Stored data entries:
_ _ _
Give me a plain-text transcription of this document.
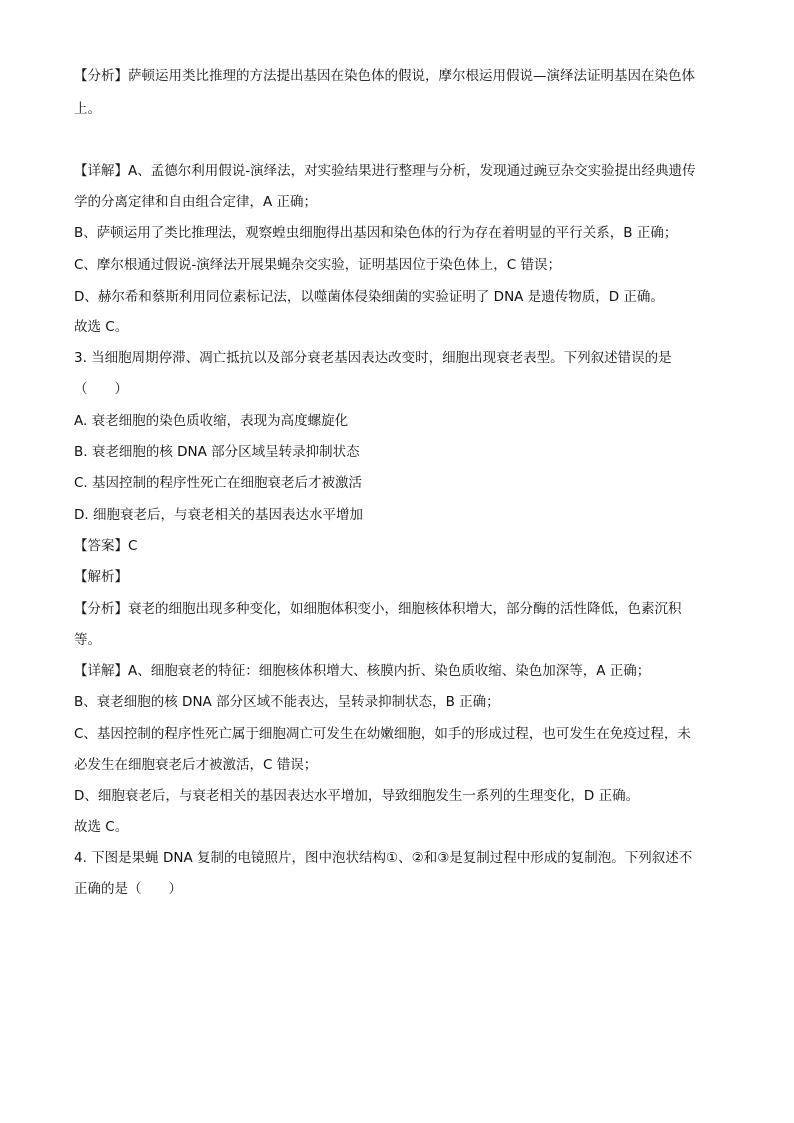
【分析】萨顿运用类比推理的方法提出基因在染色体的假说，摩尔根运用假说—演绎法证明基因在染色体
上。
【详解】A、孟德尔利用假说-演绎法，对实验结果进行整理与分析，发现通过豌豆杂交实验提出经典遗传
学的分离定律和自由组合定律，A 正确；
B、萨顿运用了类比推理法，观察蝗虫细胞得出基因和染色体的行为存在着明显的平行关系，B 正确；
C、摩尔根通过假说-演绎法开展果蝇杂交实验，证明基因位于染色体上，C 错误；
D、赫尔希和蔡斯利用同位素标记法，以噬菌体侵染细菌的实验证明了 DNA 是遗传物质，D 正确。
故选 C。
3. 当细胞周期停滞、凋亡抵抗以及部分衰老基因表达改变时，细胞出现衰老表型。下列叙述错误的是
（　　）
A. 衰老细胞的染色质收缩，表现为高度螺旋化
B. 衰老细胞的核 DNA 部分区域呈转录抑制状态
C. 基因控制的程序性死亡在细胞衰老后才被激活
D. 细胞衰老后，与衰老相关的基因表达水平增加
【答案】C
【解析】
【分析】衰老的细胞出现多种变化，如细胞体积变小，细胞核体积增大，部分酶的活性降低，色素沉积
等。
【详解】A、细胞衰老的特征：细胞核体积增大、核膜内折、染色质收缩、染色加深等，A 正确；
B、衰老细胞的核 DNA 部分区域不能表达，呈转录抑制状态，B 正确；
C、基因控制的程序性死亡属于细胞凋亡可发生在幼嫩细胞，如手的形成过程，也可发生在免疫过程，未
必发生在细胞衰老后才被激活，C 错误；
D、细胞衰老后，与衰老相关的基因表达水平增加，导致细胞发生一系列的生理变化，D 正确。
故选 C。
4. 下图是果蝇 DNA 复制的电镜照片，图中泡状结构①、②和③是复制过程中形成的复制泡。下列叙述不
正确的是（　　）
_ _ _
Problem statement: Leave the pictures out, and transcribe each of the records exactly.

Exercise result:
Give me a plain-text transcription of this document.
【分析】萨顿运用类比推理的方法提出基因在染色体的假说，摩尔根运用假说—演绎法证明基因在染色体
上。
【详解】A、孟德尔利用假说-演绎法，对实验结果进行整理与分析，发现通过豌豆杂交实验提出经典遗传
学的分离定律和自由组合定律，A 正确；
B、萨顿运用了类比推理法，观察蝗虫细胞得出基因和染色体的行为存在着明显的平行关系，B 正确；
C、摩尔根通过假说-演绎法开展果蝇杂交实验，证明基因位于染色体上，C 错误；
D、赫尔希和蔡斯利用同位素标记法，以噬菌体侵染细菌的实验证明了 DNA 是遗传物质，D 正确。
故选 C。
3. 当细胞周期停滞、凋亡抵抗以及部分衰老基因表达改变时，细胞出现衰老表型。下列叙述错误的是
（　　）
A. 衰老细胞的染色质收缩，表现为高度螺旋化
B. 衰老细胞的核 DNA 部分区域呈转录抑制状态
C. 基因控制的程序性死亡在细胞衰老后才被激活
D. 细胞衰老后，与衰老相关的基因表达水平增加
【答案】C
【解析】
【分析】衰老的细胞出现多种变化，如细胞体积变小，细胞核体积增大，部分酶的活性降低，色素沉积
等。
【详解】A、细胞衰老的特征：细胞核体积增大、核膜内折、染色质收缩、染色加深等，A 正确；
B、衰老细胞的核 DNA 部分区域不能表达，呈转录抑制状态，B 正确；
C、基因控制的程序性死亡属于细胞凋亡可发生在幼嫩细胞，如手的形成过程，也可发生在免疫过程，未
必发生在细胞衰老后才被激活，C 错误；
D、细胞衰老后，与衰老相关的基因表达水平增加，导致细胞发生一系列的生理变化，D 正确。
故选 C。
4. 下图是果蝇 DNA 复制的电镜照片，图中泡状结构①、②和③是复制过程中形成的复制泡。下列叙述不
正确的是（　　）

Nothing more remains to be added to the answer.